### The task
Filter the records below for the word "name". Copy each line that holds it.

## Begin

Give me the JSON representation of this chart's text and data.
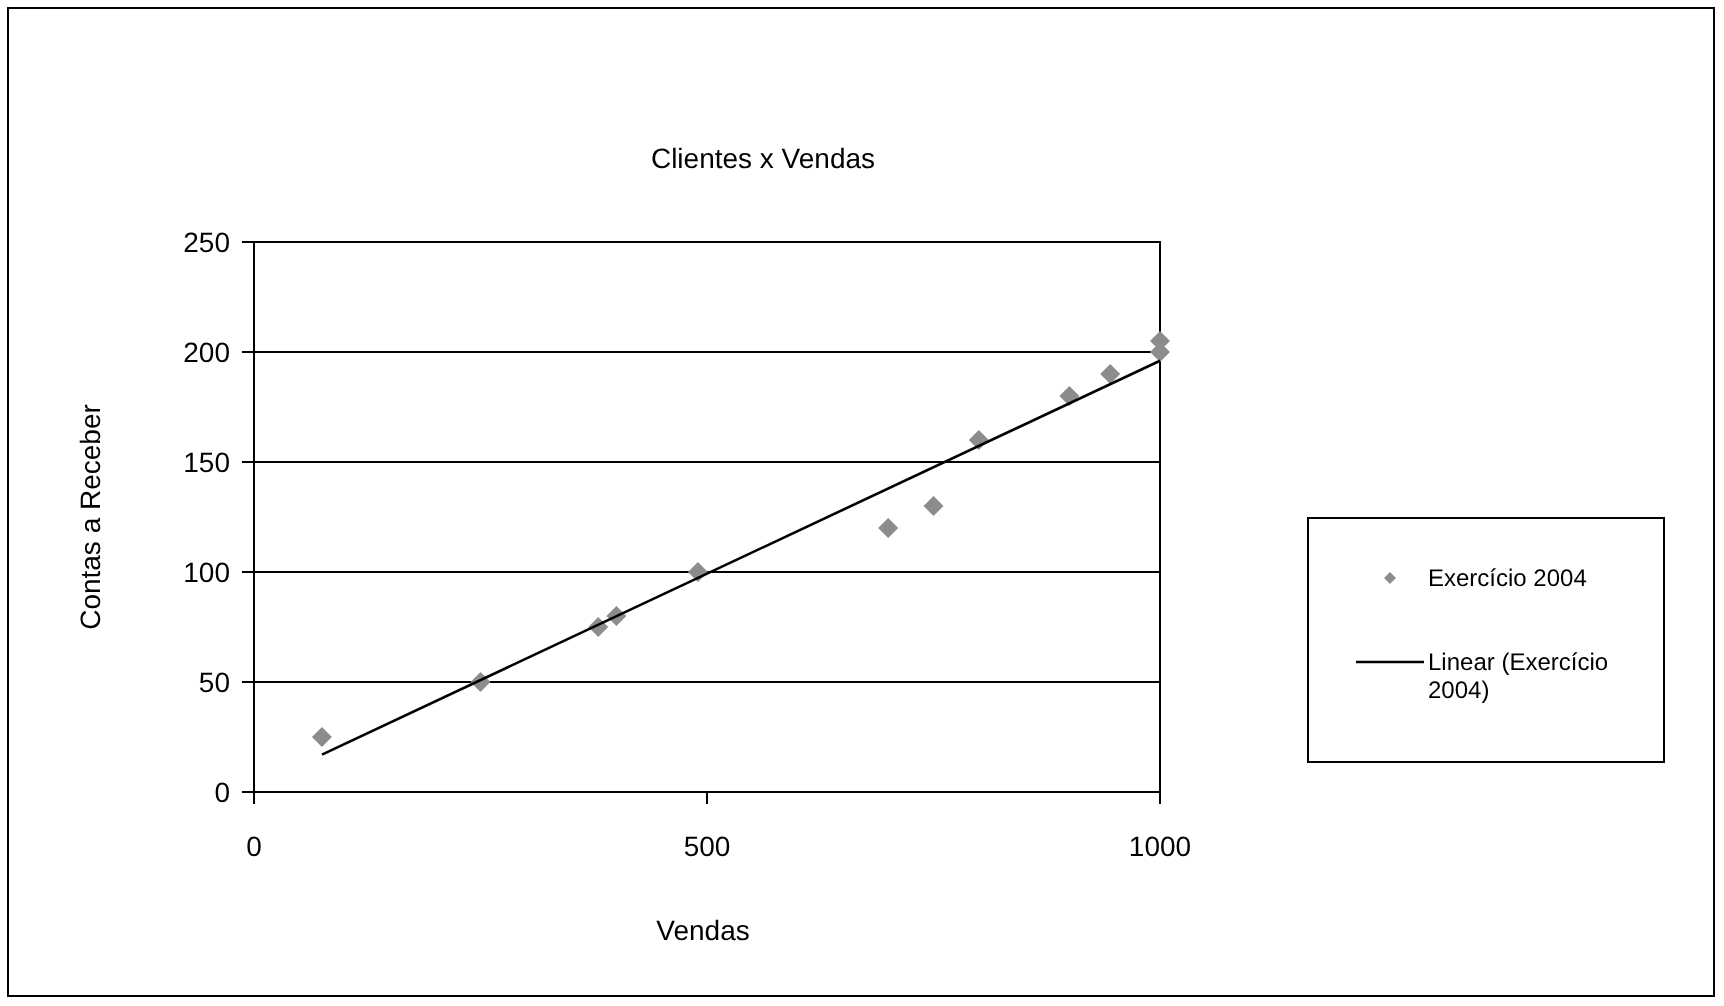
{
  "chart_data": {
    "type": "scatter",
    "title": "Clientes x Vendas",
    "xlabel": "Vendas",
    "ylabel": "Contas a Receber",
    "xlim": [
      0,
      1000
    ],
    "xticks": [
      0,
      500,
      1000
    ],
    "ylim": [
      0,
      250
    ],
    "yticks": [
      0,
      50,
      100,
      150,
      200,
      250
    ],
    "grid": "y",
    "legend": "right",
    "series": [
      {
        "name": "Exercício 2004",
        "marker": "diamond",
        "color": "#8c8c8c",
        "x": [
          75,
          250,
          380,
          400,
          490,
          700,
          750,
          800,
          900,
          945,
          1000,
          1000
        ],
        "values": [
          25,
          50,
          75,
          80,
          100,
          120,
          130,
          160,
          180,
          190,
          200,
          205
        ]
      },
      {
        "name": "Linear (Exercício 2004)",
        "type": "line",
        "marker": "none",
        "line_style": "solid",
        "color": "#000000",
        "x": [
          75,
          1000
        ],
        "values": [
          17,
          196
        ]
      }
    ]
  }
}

## End
## Begin

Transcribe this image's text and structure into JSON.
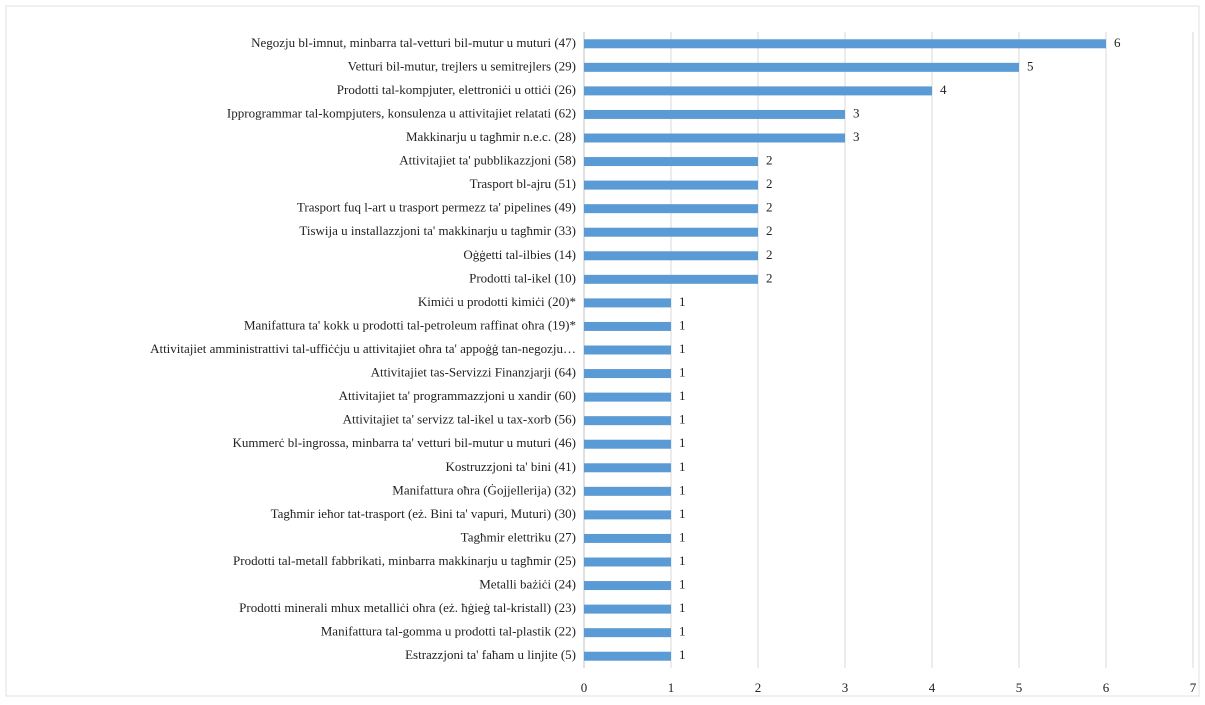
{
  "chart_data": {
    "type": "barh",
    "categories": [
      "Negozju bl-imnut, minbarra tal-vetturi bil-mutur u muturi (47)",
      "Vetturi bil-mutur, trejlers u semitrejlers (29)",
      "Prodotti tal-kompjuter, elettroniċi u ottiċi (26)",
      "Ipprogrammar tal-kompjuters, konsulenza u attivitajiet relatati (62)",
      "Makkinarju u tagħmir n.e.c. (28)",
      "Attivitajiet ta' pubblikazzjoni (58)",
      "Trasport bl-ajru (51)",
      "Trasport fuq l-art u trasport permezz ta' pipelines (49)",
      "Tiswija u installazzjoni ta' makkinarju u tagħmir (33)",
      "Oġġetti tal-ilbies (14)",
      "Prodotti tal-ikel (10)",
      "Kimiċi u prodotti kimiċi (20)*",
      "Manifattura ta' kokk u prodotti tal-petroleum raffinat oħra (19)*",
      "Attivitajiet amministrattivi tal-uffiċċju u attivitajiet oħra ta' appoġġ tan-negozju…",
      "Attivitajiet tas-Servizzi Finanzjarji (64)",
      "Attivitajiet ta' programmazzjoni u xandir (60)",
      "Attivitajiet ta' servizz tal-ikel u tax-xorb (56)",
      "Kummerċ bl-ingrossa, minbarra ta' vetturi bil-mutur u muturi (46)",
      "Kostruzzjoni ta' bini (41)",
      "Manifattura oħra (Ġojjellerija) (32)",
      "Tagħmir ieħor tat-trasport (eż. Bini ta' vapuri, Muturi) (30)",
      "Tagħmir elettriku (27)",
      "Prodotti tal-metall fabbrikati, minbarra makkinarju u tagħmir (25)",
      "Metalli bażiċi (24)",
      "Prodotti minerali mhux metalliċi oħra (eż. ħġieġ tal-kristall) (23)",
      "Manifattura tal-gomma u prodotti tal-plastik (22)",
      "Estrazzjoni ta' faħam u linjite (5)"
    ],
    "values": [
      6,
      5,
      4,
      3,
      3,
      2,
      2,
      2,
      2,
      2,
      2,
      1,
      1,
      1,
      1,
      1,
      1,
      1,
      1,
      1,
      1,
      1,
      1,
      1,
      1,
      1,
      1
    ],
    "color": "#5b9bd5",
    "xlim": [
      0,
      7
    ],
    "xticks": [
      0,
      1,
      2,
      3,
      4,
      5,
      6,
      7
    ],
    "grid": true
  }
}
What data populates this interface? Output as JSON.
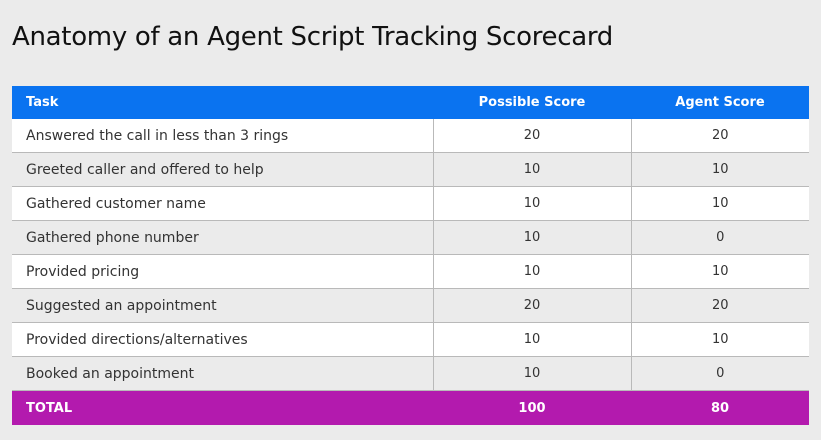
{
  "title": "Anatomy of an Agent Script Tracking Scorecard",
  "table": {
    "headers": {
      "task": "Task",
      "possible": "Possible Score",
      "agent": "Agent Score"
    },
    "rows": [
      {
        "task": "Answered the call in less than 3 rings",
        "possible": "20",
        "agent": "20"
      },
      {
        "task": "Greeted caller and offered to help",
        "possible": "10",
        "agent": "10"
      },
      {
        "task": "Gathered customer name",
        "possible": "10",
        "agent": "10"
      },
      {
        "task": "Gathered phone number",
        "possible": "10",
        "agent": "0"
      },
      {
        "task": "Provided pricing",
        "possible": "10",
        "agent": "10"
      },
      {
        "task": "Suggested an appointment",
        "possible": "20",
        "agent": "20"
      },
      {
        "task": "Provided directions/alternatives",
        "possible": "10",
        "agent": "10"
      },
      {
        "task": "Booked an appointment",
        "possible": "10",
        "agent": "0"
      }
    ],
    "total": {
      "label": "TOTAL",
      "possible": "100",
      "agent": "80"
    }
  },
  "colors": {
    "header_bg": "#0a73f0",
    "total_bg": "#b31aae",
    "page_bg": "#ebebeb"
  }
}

## End

### Written answer
        "name": "Exercício 2004",
        "name": "Linear (Exercício 2004)",
        "task": "Gathered customer name",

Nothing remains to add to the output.